Your task
Pictures stay out of the copy; restate everything else in the material exactly.

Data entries
====================

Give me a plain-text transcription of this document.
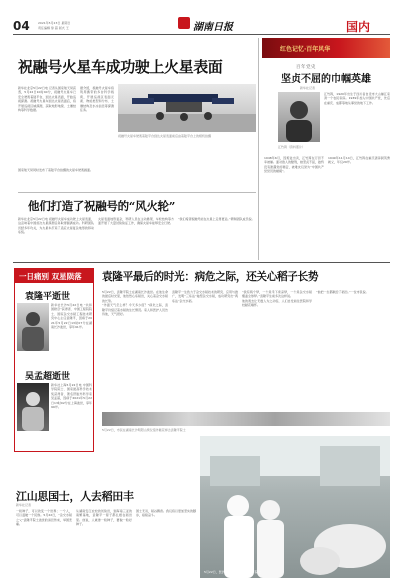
04	2021年5月23日 星期日
责任编辑 徐 超 版式 王	湖南日报	国内
祝融号火星车成功驶上火星表面
新华社北京5月22日电 记者从国家航天局获悉，5月22日10时40分，祝融号火星车已安全驶离着陆平台，到达火星表面，开始巡视探测。祝融号火星车到达火星表面后，将开展巡视区域探测，获取地形地貌、土壤结构等科学数据。
据介绍，祝融号火星车将利用携带的多台科学载荷，开展巡视区表面元素、物质类型和分布、土壤结构及水冰信息等探测任务。
国家航天局同时发布了着陆平台拍摄的火星车驶离画面。
祝融号火星车驶离着陆平台到达火星表面前后由着陆平台上的相机拍摄
他们打造了祝融号的“风火轮”
新华社北京5月22日电 祝融号火星车成功驶上火星表面，这意味着中国首次火星探测任务取得圆满成功。科研团队历经多年攻关，为火星车打造了适应火星复杂地形的移动系统。
火星表面地形复杂，科研人员在主动悬架、车轮结构等方面开展了大量试验验证工作，确保火星车能够安全行驶。
“我们希望祝融号能在火星上走得更远。”研制团队成员说。
红色记忆·百年风华
百年党史
坚贞不屈的巾帼英雄
新华社记者
江竹筠（资料照片）
江竹筠，1920年出生于四川省自贡市大山铺江家湾一个农民家庭。1939年加入中国共产党，先后在重庆、成都等地从事党的地下工作。
1948年6月，因叛徒出卖，江竹筠在万县不幸被捕。面对敌人的酷刑，她坚贞不屈，始终没有泄露党的秘密，被难友们誉为“中国共产党党员的楷模”。
1949年11月14日，江竹筠在重庆渣滓洞英勇就义，年仅29岁。
一日痛别 双星陨落
袁隆平逝世
新华社长沙5月22日电 “共和国勋章”获得者、中国工程院院士、国家杂交水稻工程技术研究中心主任袁隆平，因病于2021年5月22日13时07分在湖南长沙逝世，享年91岁。
吴孟超逝世
新华社上海5月22日电 中国科学院院士、国家最高科学技术奖获得者、著名肝脏外科学家吴孟超，因病于2021年5月22日13时02分在上海逝世，享年99岁。
袁隆平最后的时光：病危之际，还关心稻子长势
5月22日，袁隆平院士在湖南长沙逝世。在他生命的最后时光里，他依然心系稻田，关心着杂交水稻的长势。
“外面天气怎么样？今天多少度？”病危之际，袁隆平仍惦记着水稻的生长情况。家人和医护人员告诉他，天气很好。
袁隆平一生致力于杂交水稻技术的研究、应用与推广，发明“三系法”籼型杂交水稻，成功研究出“两系法”杂交水稻。
“我有两个梦，一个是禾下乘凉梦，一个是杂交水稻覆盖全球梦。”袁隆平生前多次这样说。
他的离去让无数人为之动容，人们自发前往医院和学校献花缅怀。
“他把一生都献给了稻田。”一位市民说。
5月22日，市民在湖南长沙明阳山殡仪馆外献花悼念袁隆平院士
5月22日，医护人员在长沙送别袁隆平院士
江山思国士，人去稻田丰
新华社记者
一粒种子，可以改变一个世界；一个人，可以温暖一个民族。5月22日，“杂交水稻之父”袁隆平院士逝世的消息传来，举国悲痛。
从湖南安江农校的试验田，到海南三亚的南繁基地，袁隆平一辈子都扎根在稻田里。他说，人就像一粒种子，要做一粒好种子。
国士无双，稻谷飘香。我们将以更加坚实的脚步，接续奋斗。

====================

Exercise output
Give me a plain-text transcription of this document.
04	2021年5月23日 星期日
责任编辑 徐 超 版式 王	湖南日报	国内
祝融号火星车成功驶上火星表面
新华社北京5月22日电 记者从国家航天局获悉，5月22日10时40分，祝融号火星车已安全驶离着陆平台，到达火星表面，开始巡视探测。祝融号火星车到达火星表面后，将开展巡视区域探测，获取地形地貌、土壤结构等科学数据。
据介绍，祝融号火星车将利用携带的多台科学载荷，开展巡视区表面元素、物质类型和分布、土壤结构及水冰信息等探测任务。
国家航天局同时发布了着陆平台拍摄的火星车驶离画面。
祝融号火星车驶离着陆平台到达火星表面前后由着陆平台上的相机拍摄
他们打造了祝融号的“风火轮”
新华社北京5月22日电 祝融号火星车成功驶上火星表面，这意味着中国首次火星探测任务取得圆满成功。科研团队历经多年攻关，为火星车打造了适应火星复杂地形的移动系统。
火星表面地形复杂，科研人员在主动悬架、车轮结构等方面开展了大量试验验证工作，确保火星车能够安全行驶。
“我们希望祝融号能在火星上走得更远。”研制团队成员说。
红色记忆·百年风华
百年党史
坚贞不屈的巾帼英雄
新华社记者
江竹筠（资料照片）
江竹筠，1920年出生于四川省自贡市大山铺江家湾一个农民家庭。1939年加入中国共产党，先后在重庆、成都等地从事党的地下工作。
1948年6月，因叛徒出卖，江竹筠在万县不幸被捕。面对敌人的酷刑，她坚贞不屈，始终没有泄露党的秘密，被难友们誉为“中国共产党党员的楷模”。
1949年11月14日，江竹筠在重庆渣滓洞英勇就义，年仅29岁。
一日痛别 双星陨落
袁隆平逝世
新华社长沙5月22日电 “共和国勋章”获得者、中国工程院院士、国家杂交水稻工程技术研究中心主任袁隆平，因病于2021年5月22日13时07分在湖南长沙逝世，享年91岁。
吴孟超逝世
新华社上海5月22日电 中国科学院院士、国家最高科学技术奖获得者、著名肝脏外科学家吴孟超，因病于2021年5月22日13时02分在上海逝世，享年99岁。
袁隆平最后的时光：病危之际，还关心稻子长势
5月22日，袁隆平院士在湖南长沙逝世。在他生命的最后时光里，他依然心系稻田，关心着杂交水稻的长势。
“外面天气怎么样？今天多少度？”病危之际，袁隆平仍惦记着水稻的生长情况。家人和医护人员告诉他，天气很好。
袁隆平一生致力于杂交水稻技术的研究、应用与推广，发明“三系法”籼型杂交水稻，成功研究出“两系法”杂交水稻。
“我有两个梦，一个是禾下乘凉梦，一个是杂交水稻覆盖全球梦。”袁隆平生前多次这样说。
他的离去让无数人为之动容，人们自发前往医院和学校献花缅怀。
“他把一生都献给了稻田。”一位市民说。
5月22日，市民在湖南长沙明阳山殡仪馆外献花悼念袁隆平院士
5月22日，医护人员在长沙送别袁隆平院士
江山思国士，人去稻田丰
新华社记者
一粒种子，可以改变一个世界；一个人，可以温暖一个民族。5月22日，“杂交水稻之父”袁隆平院士逝世的消息传来，举国悲痛。
从湖南安江农校的试验田，到海南三亚的南繁基地，袁隆平一辈子都扎根在稻田里。他说，人就像一粒种子，要做一粒好种子。
国士无双，稻谷飘香。我们将以更加坚实的脚步，接续奋斗。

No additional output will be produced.